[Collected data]
___

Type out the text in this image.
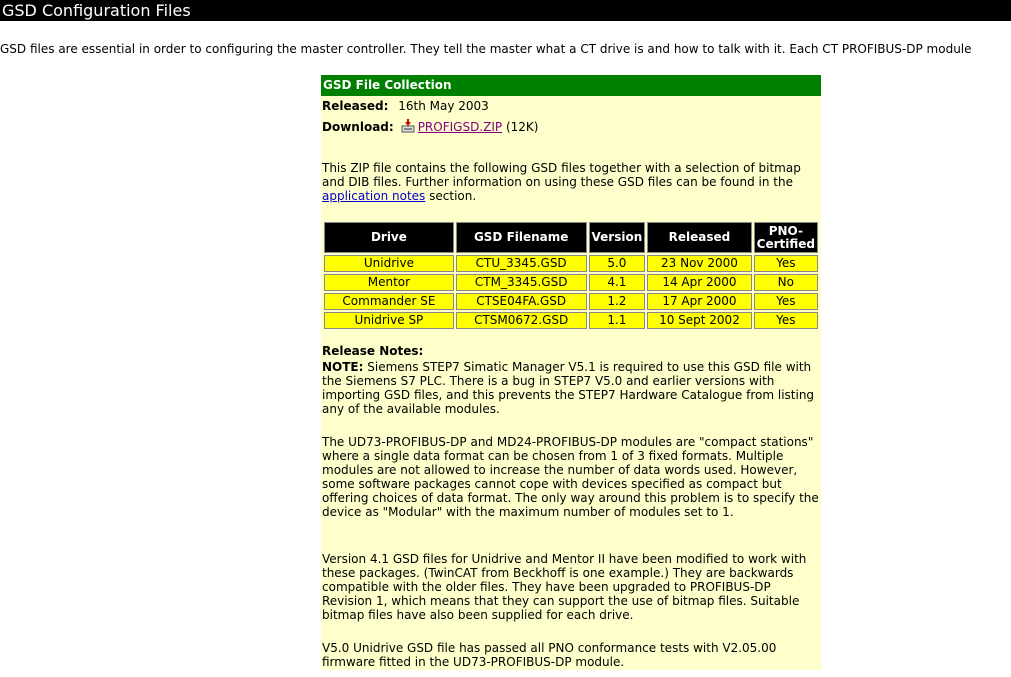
GSD Configuration Files
GSD files are essential in order to configuring the master controller. They tell the master what a CT drive is and how to talk with it. Each CT PROFIBUS-DP module
GSD File Collection
Released: 16th May 2003
Download: PROFIGSD.ZIP (12K)
This ZIP file contains the following GSD files together with a selection of bitmap and DIB files. Further information on using these GSD files can be found in the application notes section.
Drive	GSD Filename	Version	Released	PNO-Certified
Unidrive	CTU_3345.GSD	5.0	23 Nov 2000	Yes
Mentor	CTM_3345.GSD	4.1	14 Apr 2000	No
Commander SE	CTSE04FA.GSD	1.2	17 Apr 2000	Yes
Unidrive SP	CTSM0672.GSD	1.1	10 Sept 2002	Yes
Release Notes:
NOTE: Siemens STEP7 Simatic Manager V5.1 is required to use this GSD file with the Siemens S7 PLC. There is a bug in STEP7 V5.0 and earlier versions with importing GSD files, and this prevents the STEP7 Hardware Catalogue from listing any of the available modules.
The UD73-PROFIBUS-DP and MD24-PROFIBUS-DP modules are "compact stations" where a single data format can be chosen from 1 of 3 fixed formats. Multiple modules are not allowed to increase the number of data words used. However, some software packages cannot cope with devices specified as compact but offering choices of data format. The only way around this problem is to specify the device as "Modular" with the maximum number of modules set to 1.
Version 4.1 GSD files for Unidrive and Mentor II have been modified to work with these packages. (TwinCAT from Beckhoff is one example.) They are backwards compatible with the older files. They have been upgraded to PROFIBUS-DP Revision 1, which means that they can support the use of bitmap files. Suitable bitmap files have also been supplied for each drive.
V5.0 Unidrive GSD file has passed all PNO conformance tests with V2.05.00 firmware fitted in the UD73-PROFIBUS-DP module.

___

Extract all lines containing the word "packages".

The UD73-PROFIBUS-DP and MD24-PROFIBUS-DP modules are "compact stations" where a single data format can be chosen from 1 of 3 fixed formats. Multiple modules are not allowed to increase the number of data words used. However, some software packages cannot cope with devices specified as compact but offering choices of data format. The only way around this problem is to specify the device as "Modular" with the maximum number of modules set to 1.
Version 4.1 GSD files for Unidrive and Mentor II have been modified to work with these packages. (TwinCAT from Beckhoff is one example.) They are backwards compatible with the older files. They have been upgraded to PROFIBUS-DP Revision 1, which means that they can support the use of bitmap files. Suitable bitmap files have also been supplied for each drive.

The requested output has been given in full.